-- Saved entries --
/---

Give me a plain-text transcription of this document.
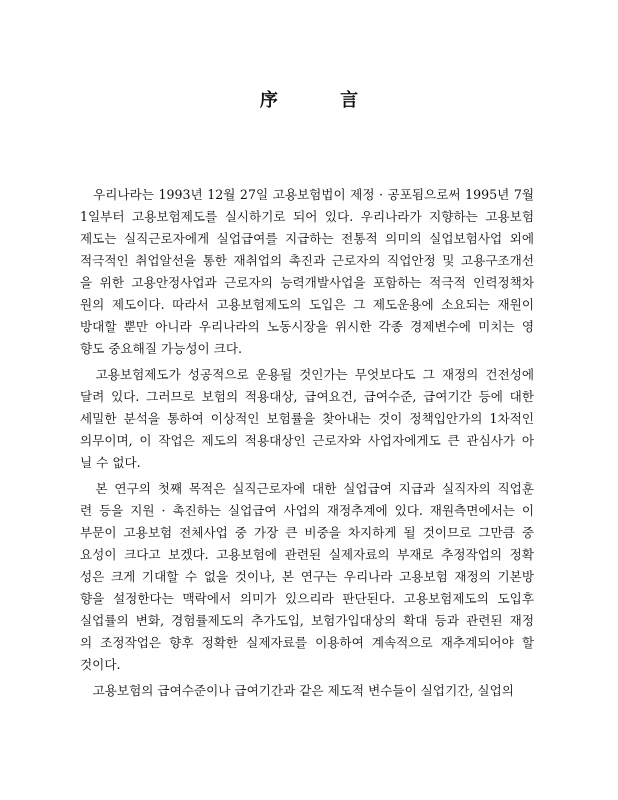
序 言
　우리나라는 1993년 12월 27일 고용보험법이 제정 · 공포됨으로써 1995년 7월
1일부터 고용보험제도를 실시하기로 되어 있다. 우리나라가 지향하는 고용보험
제도는 실직근로자에게 실업급여를 지급하는 전통적 의미의 실업보험사업 외에
적극적인 취업알선을 통한 재취업의 촉진과 근로자의 직업안정 및 고용구조개선
을 위한 고용안정사업과 근로자의 능력개발사업을 포함하는 적극적 인력정책차
원의 제도이다. 따라서 고용보험제도의 도입은 그 제도운용에 소요되는 재원이
방대할 뿐만 아니라 우리나라의 노동시장을 위시한 각종 경제변수에 미치는 영
향도 중요해질 가능성이 크다.
　고용보험제도가 성공적으로 운용될 것인가는 무엇보다도 그 재정의 건전성에
달려 있다. 그러므로 보험의 적용대상, 급여요건, 급여수준, 급여기간 등에 대한
세밀한 분석을 통하여 이상적인 보험률을 찾아내는 것이 정책입안가의 1차적인
의무이며, 이 작업은 제도의 적용대상인 근로자와 사업자에게도 큰 관심사가 아
닐 수 없다.
　본 연구의 첫째 목적은 실직근로자에 대한 실업급여 지급과 실직자의 직업훈
련 등을 지원 · 촉진하는 실업급여 사업의 재정추계에 있다. 재원측면에서는 이
부문이 고용보험 전체사업 중 가장 큰 비중을 차지하게 될 것이므로 그만큼 중
요성이 크다고 보겠다. 고용보험에 관련된 실제자료의 부재로 추정작업의 정확
성은 크게 기대할 수 없을 것이나, 본 연구는 우리나라 고용보험 재정의 기본방
향을 설정한다는 맥락에서 의미가 있으리라 판단된다. 고용보험제도의 도입후
실업률의 변화, 경험률제도의 추가도입, 보험가입대상의 확대 등과 관련된 재정
의 조정작업은 향후 정확한 실제자료를 이용하여 계속적으로 재추계되어야 할
것이다.
　고용보험의 급여수준이나 급여기간과 같은 제도적 변수들이 실업기간, 실업의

\---

Transcribe every line from the records above without alteration, and leave out the images.

-- RESPONSE --
Give me a plain-text transcription of this document.
序 言
　우리나라는 1993년 12월 27일 고용보험법이 제정 · 공포됨으로써 1995년 7월
1일부터 고용보험제도를 실시하기로 되어 있다. 우리나라가 지향하는 고용보험
제도는 실직근로자에게 실업급여를 지급하는 전통적 의미의 실업보험사업 외에
적극적인 취업알선을 통한 재취업의 촉진과 근로자의 직업안정 및 고용구조개선
을 위한 고용안정사업과 근로자의 능력개발사업을 포함하는 적극적 인력정책차
원의 제도이다. 따라서 고용보험제도의 도입은 그 제도운용에 소요되는 재원이
방대할 뿐만 아니라 우리나라의 노동시장을 위시한 각종 경제변수에 미치는 영
향도 중요해질 가능성이 크다.
　고용보험제도가 성공적으로 운용될 것인가는 무엇보다도 그 재정의 건전성에
달려 있다. 그러므로 보험의 적용대상, 급여요건, 급여수준, 급여기간 등에 대한
세밀한 분석을 통하여 이상적인 보험률을 찾아내는 것이 정책입안가의 1차적인
의무이며, 이 작업은 제도의 적용대상인 근로자와 사업자에게도 큰 관심사가 아
닐 수 없다.
　본 연구의 첫째 목적은 실직근로자에 대한 실업급여 지급과 실직자의 직업훈
련 등을 지원 · 촉진하는 실업급여 사업의 재정추계에 있다. 재원측면에서는 이
부문이 고용보험 전체사업 중 가장 큰 비중을 차지하게 될 것이므로 그만큼 중
요성이 크다고 보겠다. 고용보험에 관련된 실제자료의 부재로 추정작업의 정확
성은 크게 기대할 수 없을 것이나, 본 연구는 우리나라 고용보험 재정의 기본방
향을 설정한다는 맥락에서 의미가 있으리라 판단된다. 고용보험제도의 도입후
실업률의 변화, 경험률제도의 추가도입, 보험가입대상의 확대 등과 관련된 재정
의 조정작업은 향후 정확한 실제자료를 이용하여 계속적으로 재추계되어야 할
것이다.
　고용보험의 급여수준이나 급여기간과 같은 제도적 변수들이 실업기간, 실업의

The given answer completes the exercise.